_MATERIAL_:
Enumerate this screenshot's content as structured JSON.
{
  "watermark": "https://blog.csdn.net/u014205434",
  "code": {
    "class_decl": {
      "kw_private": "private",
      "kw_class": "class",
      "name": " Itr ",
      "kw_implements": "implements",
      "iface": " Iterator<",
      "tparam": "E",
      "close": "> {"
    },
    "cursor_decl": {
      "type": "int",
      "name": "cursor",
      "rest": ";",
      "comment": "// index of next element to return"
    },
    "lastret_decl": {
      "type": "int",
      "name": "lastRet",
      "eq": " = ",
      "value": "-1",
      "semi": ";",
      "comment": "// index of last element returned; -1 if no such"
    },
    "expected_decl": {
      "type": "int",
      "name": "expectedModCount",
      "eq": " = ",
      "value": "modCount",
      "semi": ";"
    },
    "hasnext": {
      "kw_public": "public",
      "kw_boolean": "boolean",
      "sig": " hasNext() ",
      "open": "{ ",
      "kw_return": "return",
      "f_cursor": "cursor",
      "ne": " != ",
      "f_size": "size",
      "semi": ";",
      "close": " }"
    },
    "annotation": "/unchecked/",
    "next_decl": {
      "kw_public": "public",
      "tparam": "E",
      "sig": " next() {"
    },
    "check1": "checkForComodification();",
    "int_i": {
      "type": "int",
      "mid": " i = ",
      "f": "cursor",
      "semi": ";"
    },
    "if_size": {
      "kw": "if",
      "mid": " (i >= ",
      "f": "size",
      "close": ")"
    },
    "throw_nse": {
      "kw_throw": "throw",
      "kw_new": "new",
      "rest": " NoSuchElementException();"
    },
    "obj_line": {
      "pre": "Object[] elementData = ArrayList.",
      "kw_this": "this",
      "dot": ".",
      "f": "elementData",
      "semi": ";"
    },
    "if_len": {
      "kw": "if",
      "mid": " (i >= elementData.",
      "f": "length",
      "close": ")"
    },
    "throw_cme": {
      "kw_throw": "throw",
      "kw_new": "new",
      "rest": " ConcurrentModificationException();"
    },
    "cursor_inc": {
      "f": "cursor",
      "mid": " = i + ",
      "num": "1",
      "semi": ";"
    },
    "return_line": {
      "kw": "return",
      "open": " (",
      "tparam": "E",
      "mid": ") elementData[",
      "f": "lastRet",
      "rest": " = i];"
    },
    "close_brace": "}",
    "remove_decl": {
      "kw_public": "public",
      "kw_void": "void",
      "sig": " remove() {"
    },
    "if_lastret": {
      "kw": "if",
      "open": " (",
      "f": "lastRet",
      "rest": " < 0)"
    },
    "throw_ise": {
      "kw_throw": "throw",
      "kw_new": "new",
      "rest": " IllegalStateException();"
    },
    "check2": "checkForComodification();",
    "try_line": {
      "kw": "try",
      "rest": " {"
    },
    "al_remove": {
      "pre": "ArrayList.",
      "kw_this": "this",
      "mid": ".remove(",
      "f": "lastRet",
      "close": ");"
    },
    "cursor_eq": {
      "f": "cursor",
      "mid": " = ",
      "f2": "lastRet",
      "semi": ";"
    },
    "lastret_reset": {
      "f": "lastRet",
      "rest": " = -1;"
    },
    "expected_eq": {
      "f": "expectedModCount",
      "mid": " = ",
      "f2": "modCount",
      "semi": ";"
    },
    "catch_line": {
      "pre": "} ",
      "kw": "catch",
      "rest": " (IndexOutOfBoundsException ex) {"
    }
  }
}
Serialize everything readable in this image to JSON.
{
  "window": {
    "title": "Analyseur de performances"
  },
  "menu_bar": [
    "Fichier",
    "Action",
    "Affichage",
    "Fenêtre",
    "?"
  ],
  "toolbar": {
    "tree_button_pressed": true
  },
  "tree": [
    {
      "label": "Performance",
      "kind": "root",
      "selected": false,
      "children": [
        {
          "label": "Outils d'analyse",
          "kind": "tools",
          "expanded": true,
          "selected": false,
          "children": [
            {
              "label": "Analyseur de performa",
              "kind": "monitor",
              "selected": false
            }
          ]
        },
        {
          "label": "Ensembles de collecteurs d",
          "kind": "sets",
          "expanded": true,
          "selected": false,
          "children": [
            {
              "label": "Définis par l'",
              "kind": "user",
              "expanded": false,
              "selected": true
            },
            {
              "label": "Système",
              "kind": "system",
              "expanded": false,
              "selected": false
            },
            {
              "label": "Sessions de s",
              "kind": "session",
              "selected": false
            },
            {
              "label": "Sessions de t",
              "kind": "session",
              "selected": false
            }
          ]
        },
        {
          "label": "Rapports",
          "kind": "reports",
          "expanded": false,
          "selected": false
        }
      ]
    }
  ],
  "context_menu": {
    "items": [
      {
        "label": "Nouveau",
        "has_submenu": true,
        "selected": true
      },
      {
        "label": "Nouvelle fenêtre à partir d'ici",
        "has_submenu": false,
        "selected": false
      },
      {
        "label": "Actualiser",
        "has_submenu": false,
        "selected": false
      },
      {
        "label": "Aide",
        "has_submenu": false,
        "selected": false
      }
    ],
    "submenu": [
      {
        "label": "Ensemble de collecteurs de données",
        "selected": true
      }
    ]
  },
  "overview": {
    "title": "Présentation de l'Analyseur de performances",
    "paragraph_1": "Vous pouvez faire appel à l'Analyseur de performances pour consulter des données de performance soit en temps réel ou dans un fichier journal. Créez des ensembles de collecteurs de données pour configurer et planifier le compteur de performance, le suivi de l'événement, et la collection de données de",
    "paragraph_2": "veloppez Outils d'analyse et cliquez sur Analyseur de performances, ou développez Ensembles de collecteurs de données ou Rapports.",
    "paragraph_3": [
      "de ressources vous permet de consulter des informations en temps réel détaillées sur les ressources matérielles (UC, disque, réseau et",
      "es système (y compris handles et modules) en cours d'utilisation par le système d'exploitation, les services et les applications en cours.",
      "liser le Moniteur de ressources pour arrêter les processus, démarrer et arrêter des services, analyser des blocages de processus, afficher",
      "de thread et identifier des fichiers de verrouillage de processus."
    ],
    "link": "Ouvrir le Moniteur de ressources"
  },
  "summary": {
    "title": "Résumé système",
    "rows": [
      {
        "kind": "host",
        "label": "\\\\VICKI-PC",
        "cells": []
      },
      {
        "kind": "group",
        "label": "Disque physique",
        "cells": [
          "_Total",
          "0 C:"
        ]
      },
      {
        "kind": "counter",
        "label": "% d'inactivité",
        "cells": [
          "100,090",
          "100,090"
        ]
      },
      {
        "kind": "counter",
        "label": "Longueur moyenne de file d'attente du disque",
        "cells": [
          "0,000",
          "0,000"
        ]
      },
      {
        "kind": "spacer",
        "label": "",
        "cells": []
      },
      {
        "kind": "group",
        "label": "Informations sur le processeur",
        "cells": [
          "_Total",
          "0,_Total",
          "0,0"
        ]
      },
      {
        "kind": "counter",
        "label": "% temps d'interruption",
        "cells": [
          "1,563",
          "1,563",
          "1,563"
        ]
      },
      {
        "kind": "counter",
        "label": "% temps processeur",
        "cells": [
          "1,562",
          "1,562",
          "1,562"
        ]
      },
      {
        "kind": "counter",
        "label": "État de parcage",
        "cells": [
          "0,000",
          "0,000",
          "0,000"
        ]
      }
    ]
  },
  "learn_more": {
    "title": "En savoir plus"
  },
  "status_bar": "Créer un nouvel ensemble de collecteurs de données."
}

_GIVEN PROBLEM_:
Every entry must be output again, exactly as written above.

_REPLY_:
Enumerate this screenshot's content as structured JSON.
{
  "watermark": "https://blog.csdn.net/u014205434",
  "code": {
    "class_decl": {
      "kw_private": "private",
      "kw_class": "class",
      "name": " Itr ",
      "kw_implements": "implements",
      "iface": " Iterator<",
      "tparam": "E",
      "close": "> {"
    },
    "cursor_decl": {
      "type": "int",
      "name": "cursor",
      "rest": ";",
      "comment": "// index of next element to return"
    },
    "lastret_decl": {
      "type": "int",
      "name": "lastRet",
      "eq": " = ",
      "value": "-1",
      "semi": ";",
      "comment": "// index of last element returned; -1 if no such"
    },
    "expected_decl": {
      "type": "int",
      "name": "expectedModCount",
      "eq": " = ",
      "value": "modCount",
      "semi": ";"
    },
    "hasnext": {
      "kw_public": "public",
      "kw_boolean": "boolean",
      "sig": " hasNext() ",
      "open": "{ ",
      "kw_return": "return",
      "f_cursor": "cursor",
      "ne": " != ",
      "f_size": "size",
      "semi": ";",
      "close": " }"
    },
    "annotation": "/unchecked/",
    "next_decl": {
      "kw_public": "public",
      "tparam": "E",
      "sig": " next() {"
    },
    "check1": "checkForComodification();",
    "int_i": {
      "type": "int",
      "mid": " i = ",
      "f": "cursor",
      "semi": ";"
    },
    "if_size": {
      "kw": "if",
      "mid": " (i >= ",
      "f": "size",
      "close": ")"
    },
    "throw_nse": {
      "kw_throw": "throw",
      "kw_new": "new",
      "rest": " NoSuchElementException();"
    },
    "obj_line": {
      "pre": "Object[] elementData = ArrayList.",
      "kw_this": "this",
      "dot": ".",
      "f": "elementData",
      "semi": ";"
    },
    "if_len": {
      "kw": "if",
      "mid": " (i >= elementData.",
      "f": "length",
      "close": ")"
    },
    "throw_cme": {
      "kw_throw": "throw",
      "kw_new": "new",
      "rest": " ConcurrentModificationException();"
    },
    "cursor_inc": {
      "f": "cursor",
      "mid": " = i + ",
      "num": "1",
      "semi": ";"
    },
    "return_line": {
      "kw": "return",
      "open": " (",
      "tparam": "E",
      "mid": ") elementData[",
      "f": "lastRet",
      "rest": " = i];"
    },
    "close_brace": "}",
    "remove_decl": {
      "kw_public": "public",
      "kw_void": "void",
      "sig": " remove() {"
    },
    "if_lastret": {
      "kw": "if",
      "open": " (",
      "f": "lastRet",
      "rest": " < 0)"
    },
    "throw_ise": {
      "kw_throw": "throw",
      "kw_new": "new",
      "rest": " IllegalStateException();"
    },
    "check2": "checkForComodification();",
    "try_line": {
      "kw": "try",
      "rest": " {"
    },
    "al_remove": {
      "pre": "ArrayList.",
      "kw_this": "this",
      "mid": ".remove(",
      "f": "lastRet",
      "close": ");"
    },
    "cursor_eq": {
      "f": "cursor",
      "mid": " = ",
      "f2": "lastRet",
      "semi": ";"
    },
    "lastret_reset": {
      "f": "lastRet",
      "rest": " = -1;"
    },
    "expected_eq": {
      "f": "expectedModCount",
      "mid": " = ",
      "f2": "modCount",
      "semi": ";"
    },
    "catch_line": {
      "pre": "} ",
      "kw": "catch",
      "rest": " (IndexOutOfBoundsException ex) {"
    }
  }
}
Serialize everything readable in this image to JSON.
{
  "window": {
    "title": "Analyseur de performances"
  },
  "menu_bar": [
    "Fichier",
    "Action",
    "Affichage",
    "Fenêtre",
    "?"
  ],
  "toolbar": {
    "tree_button_pressed": true
  },
  "tree": [
    {
      "label": "Performance",
      "kind": "root",
      "selected": false,
      "children": [
        {
          "label": "Outils d'analyse",
          "kind": "tools",
          "expanded": true,
          "selected": false,
          "children": [
            {
              "label": "Analyseur de performa",
              "kind": "monitor",
              "selected": false
            }
          ]
        },
        {
          "label": "Ensembles de collecteurs d",
          "kind": "sets",
          "expanded": true,
          "selected": false,
          "children": [
            {
              "label": "Définis par l'",
              "kind": "user",
              "expanded": false,
              "selected": true
            },
            {
              "label": "Système",
              "kind": "system",
              "expanded": false,
              "selected": false
            },
            {
              "label": "Sessions de s",
              "kind": "session",
              "selected": false
            },
            {
              "label": "Sessions de t",
              "kind": "session",
              "selected": false
            }
          ]
        },
        {
          "label": "Rapports",
          "kind": "reports",
          "expanded": false,
          "selected": false
        }
      ]
    }
  ],
  "context_menu": {
    "items": [
      {
        "label": "Nouveau",
        "has_submenu": true,
        "selected": true
      },
      {
        "label": "Nouvelle fenêtre à partir d'ici",
        "has_submenu": false,
        "selected": false
      },
      {
        "label": "Actualiser",
        "has_submenu": false,
        "selected": false
      },
      {
        "label": "Aide",
        "has_submenu": false,
        "selected": false
      }
    ],
    "submenu": [
      {
        "label": "Ensemble de collecteurs de données",
        "selected": true
      }
    ]
  },
  "overview": {
    "title": "Présentation de l'Analyseur de performances",
    "paragraph_1": "Vous pouvez faire appel à l'Analyseur de performances pour consulter des données de performance soit en temps réel ou dans un fichier journal. Créez des ensembles de collecteurs de données pour configurer et planifier le compteur de performance, le suivi de l'événement, et la collection de données de",
    "paragraph_2": "veloppez Outils d'analyse et cliquez sur Analyseur de performances, ou développez Ensembles de collecteurs de données ou Rapports.",
    "paragraph_3": [
      "de ressources vous permet de consulter des informations en temps réel détaillées sur les ressources matérielles (UC, disque, réseau et",
      "es système (y compris handles et modules) en cours d'utilisation par le système d'exploitation, les services et les applications en cours.",
      "liser le Moniteur de ressources pour arrêter les processus, démarrer et arrêter des services, analyser des blocages de processus, afficher",
      "de thread et identifier des fichiers de verrouillage de processus."
    ],
    "link": "Ouvrir le Moniteur de ressources"
  },
  "summary": {
    "title": "Résumé système",
    "rows": [
      {
        "kind": "host",
        "label": "\\\\VICKI-PC",
        "cells": []
      },
      {
        "kind": "group",
        "label": "Disque physique",
        "cells": [
          "_Total",
          "0 C:"
        ]
      },
      {
        "kind": "counter",
        "label": "% d'inactivité",
        "cells": [
          "100,090",
          "100,090"
        ]
      },
      {
        "kind": "counter",
        "label": "Longueur moyenne de file d'attente du disque",
        "cells": [
          "0,000",
          "0,000"
        ]
      },
      {
        "kind": "spacer",
        "label": "",
        "cells": []
      },
      {
        "kind": "group",
        "label": "Informations sur le processeur",
        "cells": [
          "_Total",
          "0,_Total",
          "0,0"
        ]
      },
      {
        "kind": "counter",
        "label": "% temps d'interruption",
        "cells": [
          "1,563",
          "1,563",
          "1,563"
        ]
      },
      {
        "kind": "counter",
        "label": "% temps processeur",
        "cells": [
          "1,562",
          "1,562",
          "1,562"
        ]
      },
      {
        "kind": "counter",
        "label": "État de parcage",
        "cells": [
          "0,000",
          "0,000",
          "0,000"
        ]
      }
    ]
  },
  "learn_more": {
    "title": "En savoir plus"
  },
  "status_bar": "Créer un nouvel ensemble de collecteurs de données."
}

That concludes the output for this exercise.